──────── Stored records

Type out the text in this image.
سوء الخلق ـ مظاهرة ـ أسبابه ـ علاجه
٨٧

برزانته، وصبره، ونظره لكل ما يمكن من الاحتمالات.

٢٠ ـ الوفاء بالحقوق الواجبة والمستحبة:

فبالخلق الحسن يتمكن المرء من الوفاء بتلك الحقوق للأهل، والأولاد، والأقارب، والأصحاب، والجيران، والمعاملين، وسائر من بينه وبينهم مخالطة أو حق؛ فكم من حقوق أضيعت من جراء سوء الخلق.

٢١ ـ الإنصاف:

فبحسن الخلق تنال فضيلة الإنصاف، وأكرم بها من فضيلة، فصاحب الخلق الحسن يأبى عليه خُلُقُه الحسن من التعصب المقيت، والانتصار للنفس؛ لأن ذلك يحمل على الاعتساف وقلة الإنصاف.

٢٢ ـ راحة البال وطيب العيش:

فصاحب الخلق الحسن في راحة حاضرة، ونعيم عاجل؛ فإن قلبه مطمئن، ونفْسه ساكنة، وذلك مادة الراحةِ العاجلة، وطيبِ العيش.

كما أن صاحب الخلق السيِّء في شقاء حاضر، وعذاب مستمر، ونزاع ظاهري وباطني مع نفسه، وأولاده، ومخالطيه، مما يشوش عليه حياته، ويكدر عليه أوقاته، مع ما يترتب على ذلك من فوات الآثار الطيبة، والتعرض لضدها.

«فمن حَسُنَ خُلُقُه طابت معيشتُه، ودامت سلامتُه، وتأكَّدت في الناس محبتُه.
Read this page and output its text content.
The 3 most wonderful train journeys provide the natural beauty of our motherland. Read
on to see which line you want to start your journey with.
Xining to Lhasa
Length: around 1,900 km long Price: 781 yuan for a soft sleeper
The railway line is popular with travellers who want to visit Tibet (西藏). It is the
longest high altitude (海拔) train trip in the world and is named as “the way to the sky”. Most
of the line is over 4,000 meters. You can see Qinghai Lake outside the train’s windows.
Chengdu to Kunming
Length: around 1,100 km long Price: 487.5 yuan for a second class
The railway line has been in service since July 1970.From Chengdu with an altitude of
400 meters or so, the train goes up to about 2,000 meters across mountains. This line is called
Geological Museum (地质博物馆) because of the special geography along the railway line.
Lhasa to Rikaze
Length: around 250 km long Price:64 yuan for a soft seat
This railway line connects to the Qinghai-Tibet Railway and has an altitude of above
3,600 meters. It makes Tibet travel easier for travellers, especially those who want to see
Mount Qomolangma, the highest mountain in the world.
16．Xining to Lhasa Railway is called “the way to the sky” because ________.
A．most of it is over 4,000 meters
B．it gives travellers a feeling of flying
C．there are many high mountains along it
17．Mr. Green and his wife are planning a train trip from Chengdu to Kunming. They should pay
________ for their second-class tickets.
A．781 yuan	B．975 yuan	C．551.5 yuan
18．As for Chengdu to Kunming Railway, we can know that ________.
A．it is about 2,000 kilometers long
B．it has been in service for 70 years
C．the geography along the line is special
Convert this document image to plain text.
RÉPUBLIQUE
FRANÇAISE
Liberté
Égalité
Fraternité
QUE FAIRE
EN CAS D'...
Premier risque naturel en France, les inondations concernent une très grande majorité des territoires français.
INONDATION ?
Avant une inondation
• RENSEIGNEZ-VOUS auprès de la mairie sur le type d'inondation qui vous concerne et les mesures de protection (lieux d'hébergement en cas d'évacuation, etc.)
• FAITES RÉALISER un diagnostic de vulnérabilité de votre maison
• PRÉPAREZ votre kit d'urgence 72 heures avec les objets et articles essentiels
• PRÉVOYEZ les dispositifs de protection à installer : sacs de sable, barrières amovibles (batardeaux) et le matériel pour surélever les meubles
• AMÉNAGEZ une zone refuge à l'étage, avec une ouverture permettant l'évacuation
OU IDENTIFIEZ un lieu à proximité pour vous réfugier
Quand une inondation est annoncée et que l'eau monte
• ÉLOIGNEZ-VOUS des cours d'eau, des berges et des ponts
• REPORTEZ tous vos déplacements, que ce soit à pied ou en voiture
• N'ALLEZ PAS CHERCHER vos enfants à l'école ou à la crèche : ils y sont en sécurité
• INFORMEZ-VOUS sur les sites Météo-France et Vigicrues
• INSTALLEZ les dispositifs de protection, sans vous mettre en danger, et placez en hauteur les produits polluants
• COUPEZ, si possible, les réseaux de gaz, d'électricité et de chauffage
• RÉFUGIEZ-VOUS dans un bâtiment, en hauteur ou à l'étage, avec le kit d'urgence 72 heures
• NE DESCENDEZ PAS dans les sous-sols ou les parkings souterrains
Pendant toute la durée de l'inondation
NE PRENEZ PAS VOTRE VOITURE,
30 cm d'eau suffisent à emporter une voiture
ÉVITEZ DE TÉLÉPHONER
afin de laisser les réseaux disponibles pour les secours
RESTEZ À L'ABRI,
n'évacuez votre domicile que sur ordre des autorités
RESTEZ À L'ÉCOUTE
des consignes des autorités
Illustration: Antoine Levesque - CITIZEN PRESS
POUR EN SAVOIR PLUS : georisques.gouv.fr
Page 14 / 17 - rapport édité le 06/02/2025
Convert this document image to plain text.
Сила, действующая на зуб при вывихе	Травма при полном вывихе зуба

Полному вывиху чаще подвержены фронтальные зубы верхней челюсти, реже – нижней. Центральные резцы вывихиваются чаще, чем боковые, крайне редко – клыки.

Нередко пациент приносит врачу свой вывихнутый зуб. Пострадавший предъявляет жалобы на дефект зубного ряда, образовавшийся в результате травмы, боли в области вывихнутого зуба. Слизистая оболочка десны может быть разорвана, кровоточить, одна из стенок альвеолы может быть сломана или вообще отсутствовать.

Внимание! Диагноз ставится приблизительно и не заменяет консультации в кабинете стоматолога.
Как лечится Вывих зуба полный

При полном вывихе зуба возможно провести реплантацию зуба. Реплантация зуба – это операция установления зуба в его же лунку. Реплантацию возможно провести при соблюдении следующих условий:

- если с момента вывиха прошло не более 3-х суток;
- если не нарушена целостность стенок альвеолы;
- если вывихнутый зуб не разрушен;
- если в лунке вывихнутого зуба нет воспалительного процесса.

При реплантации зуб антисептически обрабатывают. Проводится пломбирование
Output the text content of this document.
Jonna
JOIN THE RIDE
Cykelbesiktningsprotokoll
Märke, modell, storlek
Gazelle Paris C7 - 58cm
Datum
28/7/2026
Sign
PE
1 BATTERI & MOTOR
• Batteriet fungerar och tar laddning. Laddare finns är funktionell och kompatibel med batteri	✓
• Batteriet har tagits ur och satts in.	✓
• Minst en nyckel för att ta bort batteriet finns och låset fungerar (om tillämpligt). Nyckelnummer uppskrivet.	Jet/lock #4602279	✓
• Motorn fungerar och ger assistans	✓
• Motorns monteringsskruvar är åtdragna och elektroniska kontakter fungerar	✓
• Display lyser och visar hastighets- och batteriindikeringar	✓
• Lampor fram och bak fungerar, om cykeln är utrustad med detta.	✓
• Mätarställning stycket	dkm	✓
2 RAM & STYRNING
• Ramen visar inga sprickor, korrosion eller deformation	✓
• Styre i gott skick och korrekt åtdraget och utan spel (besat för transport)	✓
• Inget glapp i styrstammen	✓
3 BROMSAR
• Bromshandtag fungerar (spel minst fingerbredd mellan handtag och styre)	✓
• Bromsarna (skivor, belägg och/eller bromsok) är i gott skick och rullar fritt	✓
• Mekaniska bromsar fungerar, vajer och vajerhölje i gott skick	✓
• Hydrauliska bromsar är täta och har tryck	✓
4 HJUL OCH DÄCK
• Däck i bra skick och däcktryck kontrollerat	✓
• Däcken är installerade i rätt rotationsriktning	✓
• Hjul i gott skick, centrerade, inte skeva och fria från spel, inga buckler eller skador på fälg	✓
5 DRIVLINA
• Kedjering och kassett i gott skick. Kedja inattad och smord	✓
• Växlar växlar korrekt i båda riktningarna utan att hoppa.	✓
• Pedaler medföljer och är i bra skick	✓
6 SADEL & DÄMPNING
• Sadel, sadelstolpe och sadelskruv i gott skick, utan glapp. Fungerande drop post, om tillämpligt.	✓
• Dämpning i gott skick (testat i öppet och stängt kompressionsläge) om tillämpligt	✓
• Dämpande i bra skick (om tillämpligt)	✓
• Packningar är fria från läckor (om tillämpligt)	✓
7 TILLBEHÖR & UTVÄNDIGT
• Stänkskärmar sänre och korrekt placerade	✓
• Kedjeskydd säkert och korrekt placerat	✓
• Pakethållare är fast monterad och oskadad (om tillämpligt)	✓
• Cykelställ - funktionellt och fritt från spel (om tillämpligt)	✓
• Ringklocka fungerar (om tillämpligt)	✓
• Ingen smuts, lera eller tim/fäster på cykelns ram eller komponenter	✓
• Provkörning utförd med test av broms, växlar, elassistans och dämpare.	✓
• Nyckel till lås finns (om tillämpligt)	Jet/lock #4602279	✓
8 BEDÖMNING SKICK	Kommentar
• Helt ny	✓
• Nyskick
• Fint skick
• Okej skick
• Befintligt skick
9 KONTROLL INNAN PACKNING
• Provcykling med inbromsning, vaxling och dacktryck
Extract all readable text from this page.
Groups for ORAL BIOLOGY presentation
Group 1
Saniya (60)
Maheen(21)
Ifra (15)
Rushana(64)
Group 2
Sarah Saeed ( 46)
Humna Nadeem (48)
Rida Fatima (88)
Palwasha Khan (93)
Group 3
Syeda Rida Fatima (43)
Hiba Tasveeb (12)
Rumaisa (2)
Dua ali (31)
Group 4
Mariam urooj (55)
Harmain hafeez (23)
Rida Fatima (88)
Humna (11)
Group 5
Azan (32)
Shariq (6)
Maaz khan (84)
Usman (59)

────────────────

Task to complete: Return each full line of the entries that contains the word "étage".

Exercise output:
• AMÉNAGEZ une zone refuge à l'étage, avec une ouverture permettant l'évacuation
• RÉFUGIEZ-VOUS dans un bâtiment, en hauteur ou à l'étage, avec le kit d'urgence 72 heures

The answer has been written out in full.